A run of records

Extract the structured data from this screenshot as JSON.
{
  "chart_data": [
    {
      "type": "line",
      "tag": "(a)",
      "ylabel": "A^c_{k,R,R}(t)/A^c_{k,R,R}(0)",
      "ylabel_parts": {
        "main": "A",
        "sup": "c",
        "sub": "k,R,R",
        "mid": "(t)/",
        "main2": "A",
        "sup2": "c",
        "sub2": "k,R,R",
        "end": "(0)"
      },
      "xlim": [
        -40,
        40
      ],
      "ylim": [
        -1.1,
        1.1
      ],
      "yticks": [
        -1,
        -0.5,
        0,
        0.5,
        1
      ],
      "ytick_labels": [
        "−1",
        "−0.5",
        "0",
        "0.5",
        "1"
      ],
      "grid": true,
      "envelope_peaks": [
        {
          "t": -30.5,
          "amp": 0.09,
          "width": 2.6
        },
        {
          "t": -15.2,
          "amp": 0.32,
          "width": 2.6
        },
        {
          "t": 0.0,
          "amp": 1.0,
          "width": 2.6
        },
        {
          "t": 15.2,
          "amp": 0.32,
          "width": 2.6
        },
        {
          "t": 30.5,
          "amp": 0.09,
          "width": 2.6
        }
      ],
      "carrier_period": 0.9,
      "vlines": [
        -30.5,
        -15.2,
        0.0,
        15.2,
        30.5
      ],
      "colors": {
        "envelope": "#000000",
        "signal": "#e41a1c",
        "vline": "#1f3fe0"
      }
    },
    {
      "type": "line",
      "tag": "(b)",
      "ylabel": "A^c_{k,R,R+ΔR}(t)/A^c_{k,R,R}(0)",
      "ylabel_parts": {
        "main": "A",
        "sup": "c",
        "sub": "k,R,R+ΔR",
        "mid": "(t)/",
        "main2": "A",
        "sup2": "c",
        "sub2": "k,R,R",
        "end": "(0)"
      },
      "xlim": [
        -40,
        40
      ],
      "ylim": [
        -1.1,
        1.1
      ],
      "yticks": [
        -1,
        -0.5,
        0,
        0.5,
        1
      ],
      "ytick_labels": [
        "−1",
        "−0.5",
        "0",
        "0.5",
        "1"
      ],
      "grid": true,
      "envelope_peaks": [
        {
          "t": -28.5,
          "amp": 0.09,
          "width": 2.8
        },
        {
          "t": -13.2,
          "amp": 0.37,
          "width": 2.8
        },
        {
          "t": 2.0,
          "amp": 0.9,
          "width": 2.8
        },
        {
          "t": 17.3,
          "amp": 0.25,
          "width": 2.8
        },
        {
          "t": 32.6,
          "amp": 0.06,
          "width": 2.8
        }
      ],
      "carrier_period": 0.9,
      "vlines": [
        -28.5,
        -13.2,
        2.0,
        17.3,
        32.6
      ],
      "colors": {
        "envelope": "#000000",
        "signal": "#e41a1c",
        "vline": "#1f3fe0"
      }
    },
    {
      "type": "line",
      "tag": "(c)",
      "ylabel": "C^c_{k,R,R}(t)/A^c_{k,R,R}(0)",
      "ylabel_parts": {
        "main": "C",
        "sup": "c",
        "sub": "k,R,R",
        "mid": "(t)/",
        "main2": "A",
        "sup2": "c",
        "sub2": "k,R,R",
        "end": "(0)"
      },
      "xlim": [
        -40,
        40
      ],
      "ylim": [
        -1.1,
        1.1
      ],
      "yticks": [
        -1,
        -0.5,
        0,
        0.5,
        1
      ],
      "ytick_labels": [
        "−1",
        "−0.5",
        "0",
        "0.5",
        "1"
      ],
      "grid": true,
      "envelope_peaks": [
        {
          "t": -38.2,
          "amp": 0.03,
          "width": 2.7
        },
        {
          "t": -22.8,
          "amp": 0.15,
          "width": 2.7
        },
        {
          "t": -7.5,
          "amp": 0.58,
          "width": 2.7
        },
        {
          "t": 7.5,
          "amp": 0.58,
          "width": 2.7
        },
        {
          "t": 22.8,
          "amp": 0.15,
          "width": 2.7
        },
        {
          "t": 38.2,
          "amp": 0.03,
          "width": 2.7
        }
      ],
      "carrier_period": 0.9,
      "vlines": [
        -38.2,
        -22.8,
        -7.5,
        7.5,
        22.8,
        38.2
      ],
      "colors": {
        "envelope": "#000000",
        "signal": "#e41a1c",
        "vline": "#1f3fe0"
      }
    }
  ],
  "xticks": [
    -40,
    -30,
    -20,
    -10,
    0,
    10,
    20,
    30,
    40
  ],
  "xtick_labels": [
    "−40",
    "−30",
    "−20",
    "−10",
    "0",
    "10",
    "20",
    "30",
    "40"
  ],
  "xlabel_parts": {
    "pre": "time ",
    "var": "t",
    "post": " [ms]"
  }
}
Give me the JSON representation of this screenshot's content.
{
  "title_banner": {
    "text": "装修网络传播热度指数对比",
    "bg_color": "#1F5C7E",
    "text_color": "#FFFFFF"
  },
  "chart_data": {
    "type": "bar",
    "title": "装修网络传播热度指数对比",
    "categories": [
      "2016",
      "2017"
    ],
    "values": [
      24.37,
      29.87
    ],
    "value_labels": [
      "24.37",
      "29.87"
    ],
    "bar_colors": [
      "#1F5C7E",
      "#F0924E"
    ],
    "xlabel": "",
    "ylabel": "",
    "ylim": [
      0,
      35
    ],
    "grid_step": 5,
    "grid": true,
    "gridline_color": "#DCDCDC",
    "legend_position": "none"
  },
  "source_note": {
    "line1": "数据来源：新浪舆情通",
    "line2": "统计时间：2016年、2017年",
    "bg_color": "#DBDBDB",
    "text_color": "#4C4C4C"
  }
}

● **WORK REQUIRED**: Your task is to list each line of the records with the word "JSON".

● **FINISHED EXERCISE**:
Extract the structured data from this screenshot as JSON.
Give me the JSON representation of this screenshot's content.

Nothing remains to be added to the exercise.